_Texte retenu_
◇ ◇ ◇ ◇

"C'est quasiment impossible" : on vous explique pourquoi la France ne risque pas un "shutdown" même si le budget n'est pas voté

Article rédigé par Margaux Duguet
France Télévisions
Publié Mis à jour
Temps de lecture : 8min
Le Premier ministre Michel Barnier, à l'Assemblée nationale, le 26 novembre 2024. (ARTHUR N. ORCHARD / AFP)
La perspective d'une motion de censure avant l'adoption du projet de loi de finances pour 2025 agite la classe politique, mais aussi les spécialistes de la Constitution.

"S'il n'y a pas de budget, c'est extrêmement grave." Sur le plateau de TF1, Michel Barnier a mis en garde la classe politique, mardi 26 novembre, et pris l'opinion publique à témoin. "C'est le vote du budget de la nation qui est en cause", a insisté le Premier ministre, alors que les rumeurs de vote d'une motion de censure qui ferait tomber son gouvernement sont de plus en plus insistantes. Le retour à l'Assemblée nationale du projet de loi de financement de la Sécurité sociale pour 2025, lundi 2 décembre, pourrait fournir aux oppositions la première occasion de tenter de renverser l'exécutif. Et ce au moment même où le gouvernement de Michel Barnier est censé boucler son projet de loi de finances pour l'année prochaine, actuellement débattu au Sénat, après avoir été rejeté par les députés.

◇ ◇ ◇ ◇

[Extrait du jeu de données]
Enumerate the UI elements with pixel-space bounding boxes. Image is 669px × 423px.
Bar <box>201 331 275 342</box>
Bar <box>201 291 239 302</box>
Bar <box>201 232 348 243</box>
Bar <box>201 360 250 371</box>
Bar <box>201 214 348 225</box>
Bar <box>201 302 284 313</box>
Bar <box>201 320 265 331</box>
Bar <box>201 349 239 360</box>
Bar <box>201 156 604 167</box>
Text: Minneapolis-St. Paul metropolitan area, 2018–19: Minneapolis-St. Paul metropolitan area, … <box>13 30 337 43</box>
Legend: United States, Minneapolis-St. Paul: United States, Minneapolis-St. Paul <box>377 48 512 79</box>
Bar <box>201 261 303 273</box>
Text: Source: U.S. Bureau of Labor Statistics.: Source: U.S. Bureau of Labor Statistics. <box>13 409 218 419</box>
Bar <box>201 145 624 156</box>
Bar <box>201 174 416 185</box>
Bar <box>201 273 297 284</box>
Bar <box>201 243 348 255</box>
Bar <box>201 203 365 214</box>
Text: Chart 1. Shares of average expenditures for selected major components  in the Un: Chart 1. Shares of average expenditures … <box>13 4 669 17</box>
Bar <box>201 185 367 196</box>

◇ ◇ ◇ ◇

_Les consignes_
a: Répondez à ces questions sur l'article consacré au budget :
(i) Sur quelle chaîne Michel Barnier a-t-il pris la parole le mardi 26 novembre ?
(ii) Quel jour le projet de loi de financement de la Sécurité sociale pour 2025 revient-il à l'Assemblée nationale ?
(iii) Dans quelle chambre le projet de loi de finances est-il en cours d'examen ?
b: Poursuivez l'article sur le budget à la suite de sa dernière phrase, en un seul paragraphe.

_Réponses corrigées_
a:
(i) Sur TF1.
(ii) Le lundi 2 décembre.
(iii) Au Sénat.

b:
Le Rassemblement national fait monter la pression depuis plusieurs jours. "Si les textes ne bougent pas, le gouvernement se met en position de censure", a prévenu le député Jean-Philippe Tanguy sur RTL. Marine Le Pen, la présidente du groupe RN, a elle aussi fait monter les enchères. "De simples discussions c'est mieux que rien, mais elles ne suffiront pas", a-t-elle lâché sur le réseau social X, en réaction à un article de presse faisant état de tractations entre son camp et le gouvernement. La cheffe de file des députés de La France insoumise, Mathilde Panot, a d'ores et déjà averti le Premier ministre. "Qu'il le veuille ou non, il sera pourtant censuré", a lâché celle qui prévoit de déposer une motion de censure avec ses alliés du Nouveau Front populaire sur X. "La seule arme dont je dispose, c'est la censure", a également glissé Olivier Faure, premier secrétaire du Parti socialiste, sur franceinfo.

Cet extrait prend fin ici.